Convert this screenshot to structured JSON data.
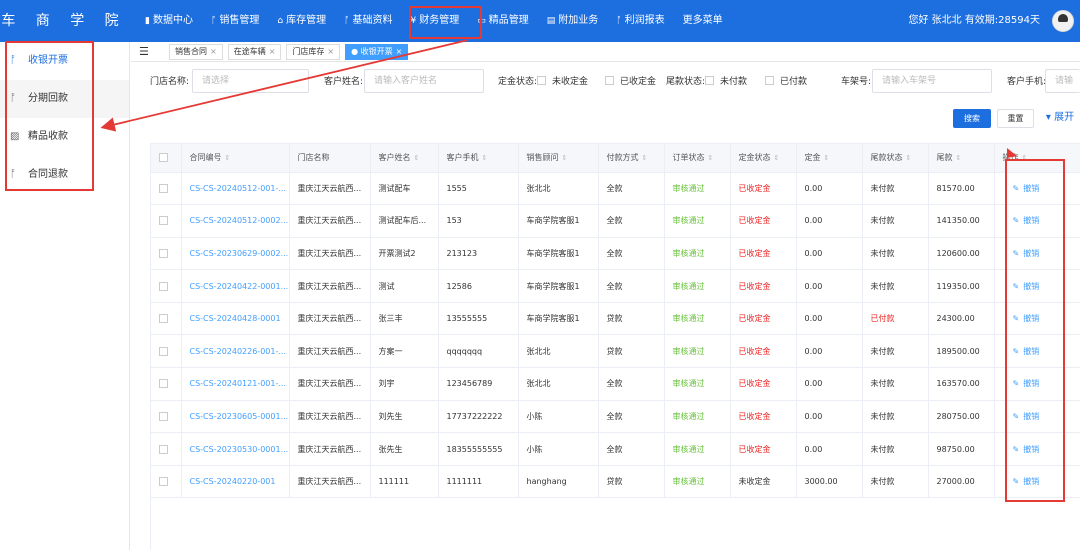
{
  "app": {
    "logo": "车 商 学 院"
  },
  "nav": [
    {
      "icon": "bar-chart-icon",
      "glyph": "▮",
      "label": "数据中心"
    },
    {
      "icon": "person-icon",
      "glyph": "ᚩ",
      "label": "销售管理"
    },
    {
      "icon": "store-icon",
      "glyph": "⌂",
      "label": "库存管理"
    },
    {
      "icon": "person-icon",
      "glyph": "ᚩ",
      "label": "基础资料"
    },
    {
      "icon": "yen-icon",
      "glyph": "¥",
      "label": "财务管理"
    },
    {
      "icon": "card-icon",
      "glyph": "▭",
      "label": "精品管理"
    },
    {
      "icon": "document-icon",
      "glyph": "▤",
      "label": "附加业务"
    },
    {
      "icon": "person-icon",
      "glyph": "ᚩ",
      "label": "利润报表"
    },
    {
      "icon": "",
      "glyph": "",
      "label": "更多菜单"
    }
  ],
  "user": {
    "text": "您好  张北北  有效期:28594天"
  },
  "sidebar": [
    {
      "label": "收银开票",
      "glyph": "ᚩ"
    },
    {
      "label": "分期回款",
      "glyph": "ᚩ"
    },
    {
      "label": "精品收款",
      "glyph": "▨"
    },
    {
      "label": "合同退款",
      "glyph": "ᚩ"
    }
  ],
  "tabs": [
    {
      "label": "销售合同"
    },
    {
      "label": "在途车辆"
    },
    {
      "label": "门店库存"
    },
    {
      "label": "● 收银开票"
    }
  ],
  "filters": {
    "store_label": "门店名称:",
    "store_placeholder": "请选择",
    "customer_label": "客户姓名:",
    "customer_placeholder": "请输入客户姓名",
    "deposit_label": "定金状态:",
    "deposit_opt1": "未收定金",
    "deposit_opt2": "已收定金",
    "final_label": "尾款状态:",
    "final_opt1": "未付款",
    "final_opt2": "已付款",
    "vin_label": "车架号:",
    "vin_placeholder": "请输入车架号",
    "phone_label": "客户手机:",
    "phone_placeholder": "请输"
  },
  "buttons": {
    "search": "搜索",
    "reset": "重置",
    "expand": "▾ 展开"
  },
  "table": {
    "columns": [
      "合同编号",
      "门店名称",
      "客户姓名",
      "客户手机",
      "销售顾问",
      "付款方式",
      "订单状态",
      "定金状态",
      "定金",
      "尾款状态",
      "尾款",
      "操作"
    ],
    "rows": [
      [
        "CS-CS-20240512-001-...",
        "重庆江天云航西...",
        "测试配车",
        "1555",
        "张北北",
        "全款",
        "审核通过",
        "已收定金",
        "0.00",
        "未付款",
        "81570.00",
        "撤销"
      ],
      [
        "CS-CS-20240512-0002...",
        "重庆江天云航西...",
        "测试配车后...",
        "153",
        "车商学院客服1",
        "全款",
        "审核通过",
        "已收定金",
        "0.00",
        "未付款",
        "141350.00",
        "撤销"
      ],
      [
        "CS-CS-20230629-0002...",
        "重庆江天云航西...",
        "开票测试2",
        "213123",
        "车商学院客服1",
        "全款",
        "审核通过",
        "已收定金",
        "0.00",
        "未付款",
        "120600.00",
        "撤销"
      ],
      [
        "CS-CS-20240422-0001...",
        "重庆江天云航西...",
        "测试",
        "12586",
        "车商学院客服1",
        "全款",
        "审核通过",
        "已收定金",
        "0.00",
        "未付款",
        "119350.00",
        "撤销"
      ],
      [
        "CS-CS-20240428-0001",
        "重庆江天云航西...",
        "张三丰",
        "13555555",
        "车商学院客服1",
        "贷款",
        "审核通过",
        "已收定金",
        "0.00",
        "已付款",
        "24300.00",
        "撤销"
      ],
      [
        "CS-CS-20240226-001-...",
        "重庆江天云航西...",
        "方案一",
        "qqqqqqq",
        "张北北",
        "贷款",
        "审核通过",
        "已收定金",
        "0.00",
        "未付款",
        "189500.00",
        "撤销"
      ],
      [
        "CS-CS-20240121-001-...",
        "重庆江天云航西...",
        "刘宇",
        "123456789",
        "张北北",
        "全款",
        "审核通过",
        "已收定金",
        "0.00",
        "未付款",
        "163570.00",
        "撤销"
      ],
      [
        "CS-CS-20230605-0001...",
        "重庆江天云航西...",
        "刘先生",
        "17737222222",
        "小陈",
        "全款",
        "审核通过",
        "已收定金",
        "0.00",
        "未付款",
        "280750.00",
        "撤销"
      ],
      [
        "CS-CS-20230530-0001...",
        "重庆江天云航西...",
        "张先生",
        "18355555555",
        "小陈",
        "全款",
        "审核通过",
        "已收定金",
        "0.00",
        "未付款",
        "98750.00",
        "撤销"
      ],
      [
        "CS-CS-20240220-001",
        "重庆江天云航西...",
        "111111",
        "1111111",
        "hanghang",
        "贷款",
        "审核通过",
        "未收定金",
        "3000.00",
        "未付款",
        "27000.00",
        "撤销"
      ]
    ]
  },
  "colors": {
    "primary": "#1d6fe0",
    "link": "#409eff",
    "success": "#67c23a",
    "danger": "#f02020",
    "annotation": "#e53935"
  }
}
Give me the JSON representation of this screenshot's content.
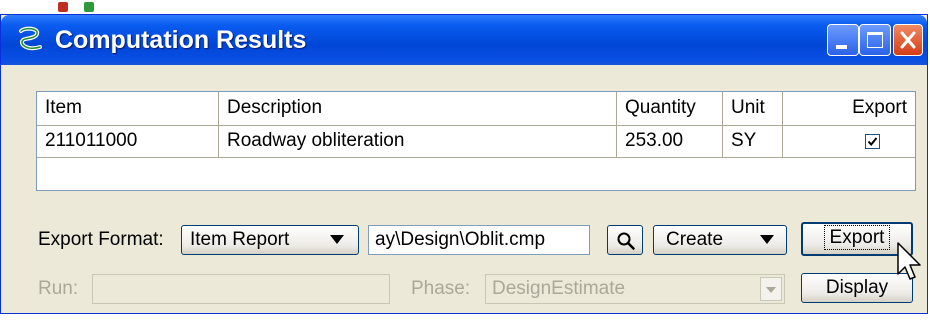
{
  "window": {
    "title": "Computation Results"
  },
  "grid": {
    "columns": [
      "Item",
      "Description",
      "Quantity",
      "Unit",
      "Export"
    ],
    "rows": [
      {
        "item": "211011000",
        "description": "Roadway obliteration",
        "quantity": "253.00",
        "unit": "SY",
        "export": true
      }
    ]
  },
  "export": {
    "format_label": "Export Format:",
    "format_value": "Item Report",
    "path_value": "ay\\Design\\Oblit.cmp",
    "create_label": "Create",
    "export_button": "Export"
  },
  "run": {
    "label": "Run:",
    "value": ""
  },
  "phase": {
    "label": "Phase:",
    "value": "DesignEstimate"
  },
  "display_button": "Display",
  "colors": {
    "title_bar": "#0a5cf0",
    "close_button": "#d63c16",
    "face": "#ece9d8"
  }
}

==============================

Pictures are not part of the copy; output everything else in the records exactly.

## RESULT
Convert this screenshot to structured JSON data.
{
  "app": {
    "logo": "车 商 学 院"
  },
  "nav": [
    {
      "icon": "bar-chart-icon",
      "glyph": "▮",
      "label": "数据中心"
    },
    {
      "icon": "person-icon",
      "glyph": "ᚩ",
      "label": "销售管理"
    },
    {
      "icon": "store-icon",
      "glyph": "⌂",
      "label": "库存管理"
    },
    {
      "icon": "person-icon",
      "glyph": "ᚩ",
      "label": "基础资料"
    },
    {
      "icon": "yen-icon",
      "glyph": "¥",
      "label": "财务管理"
    },
    {
      "icon": "card-icon",
      "glyph": "▭",
      "label": "精品管理"
    },
    {
      "icon": "document-icon",
      "glyph": "▤",
      "label": "附加业务"
    },
    {
      "icon": "person-icon",
      "glyph": "ᚩ",
      "label": "利润报表"
    },
    {
      "icon": "",
      "glyph": "",
      "label": "更多菜单"
    }
  ],
  "user": {
    "text": "您好  张北北  有效期:28594天"
  },
  "sidebar": [
    {
      "label": "收银开票",
      "glyph": "ᚩ"
    },
    {
      "label": "分期回款",
      "glyph": "ᚩ"
    },
    {
      "label": "精品收款",
      "glyph": "▨"
    },
    {
      "label": "合同退款",
      "glyph": "ᚩ"
    }
  ],
  "tabs": [
    {
      "label": "销售合同"
    },
    {
      "label": "在途车辆"
    },
    {
      "label": "门店库存"
    },
    {
      "label": "● 收银开票"
    }
  ],
  "filters": {
    "store_label": "门店名称:",
    "store_placeholder": "请选择",
    "customer_label": "客户姓名:",
    "customer_placeholder": "请输入客户姓名",
    "deposit_label": "定金状态:",
    "deposit_opt1": "未收定金",
    "deposit_opt2": "已收定金",
    "final_label": "尾款状态:",
    "final_opt1": "未付款",
    "final_opt2": "已付款",
    "vin_label": "车架号:",
    "vin_placeholder": "请输入车架号",
    "phone_label": "客户手机:",
    "phone_placeholder": "请输"
  },
  "buttons": {
    "search": "搜索",
    "reset": "重置",
    "expand": "▾ 展开"
  },
  "table": {
    "columns": [
      "合同编号",
      "门店名称",
      "客户姓名",
      "客户手机",
      "销售顾问",
      "付款方式",
      "订单状态",
      "定金状态",
      "定金",
      "尾款状态",
      "尾款",
      "操作"
    ],
    "rows": [
      [
        "CS-CS-20240512-001-...",
        "重庆江天云航西...",
        "测试配车",
        "1555",
        "张北北",
        "全款",
        "审核通过",
        "已收定金",
        "0.00",
        "未付款",
        "81570.00",
        "撤销"
      ],
      [
        "CS-CS-20240512-0002...",
        "重庆江天云航西...",
        "测试配车后...",
        "153",
        "车商学院客服1",
        "全款",
        "审核通过",
        "已收定金",
        "0.00",
        "未付款",
        "141350.00",
        "撤销"
      ],
      [
        "CS-CS-20230629-0002...",
        "重庆江天云航西...",
        "开票测试2",
        "213123",
        "车商学院客服1",
        "全款",
        "审核通过",
        "已收定金",
        "0.00",
        "未付款",
        "120600.00",
        "撤销"
      ],
      [
        "CS-CS-20240422-0001...",
        "重庆江天云航西...",
        "测试",
        "12586",
        "车商学院客服1",
        "全款",
        "审核通过",
        "已收定金",
        "0.00",
        "未付款",
        "119350.00",
        "撤销"
      ],
      [
        "CS-CS-20240428-0001",
        "重庆江天云航西...",
        "张三丰",
        "13555555",
        "车商学院客服1",
        "贷款",
        "审核通过",
        "已收定金",
        "0.00",
        "已付款",
        "24300.00",
        "撤销"
      ],
      [
        "CS-CS-20240226-001-...",
        "重庆江天云航西...",
        "方案一",
        "qqqqqqq",
        "张北北",
        "贷款",
        "审核通过",
        "已收定金",
        "0.00",
        "未付款",
        "189500.00",
        "撤销"
      ],
      [
        "CS-CS-20240121-001-...",
        "重庆江天云航西...",
        "刘宇",
        "123456789",
        "张北北",
        "全款",
        "审核通过",
        "已收定金",
        "0.00",
        "未付款",
        "163570.00",
        "撤销"
      ],
      [
        "CS-CS-20230605-0001...",
        "重庆江天云航西...",
        "刘先生",
        "17737222222",
        "小陈",
        "全款",
        "审核通过",
        "已收定金",
        "0.00",
        "未付款",
        "280750.00",
        "撤销"
      ],
      [
        "CS-CS-20230530-0001...",
        "重庆江天云航西...",
        "张先生",
        "18355555555",
        "小陈",
        "全款",
        "审核通过",
        "已收定金",
        "0.00",
        "未付款",
        "98750.00",
        "撤销"
      ],
      [
        "CS-CS-20240220-001",
        "重庆江天云航西...",
        "111111",
        "1111111",
        "hanghang",
        "贷款",
        "审核通过",
        "未收定金",
        "3000.00",
        "未付款",
        "27000.00",
        "撤销"
      ]
    ]
  },
  "colors": {
    "primary": "#1d6fe0",
    "link": "#409eff",
    "success": "#67c23a",
    "danger": "#f02020",
    "annotation": "#e53935"
  }
}
Give me the JSON representation of this screenshot's content.
{
  "window": {
    "title": "Computation Results"
  },
  "grid": {
    "columns": [
      "Item",
      "Description",
      "Quantity",
      "Unit",
      "Export"
    ],
    "rows": [
      {
        "item": "211011000",
        "description": "Roadway obliteration",
        "quantity": "253.00",
        "unit": "SY",
        "export": true
      }
    ]
  },
  "export": {
    "format_label": "Export Format:",
    "format_value": "Item Report",
    "path_value": "ay\\Design\\Oblit.cmp",
    "create_label": "Create",
    "export_button": "Export"
  },
  "run": {
    "label": "Run:",
    "value": ""
  },
  "phase": {
    "label": "Phase:",
    "value": "DesignEstimate"
  },
  "display_button": "Display",
  "colors": {
    "title_bar": "#0a5cf0",
    "close_button": "#d63c16",
    "face": "#ece9d8"
  }
}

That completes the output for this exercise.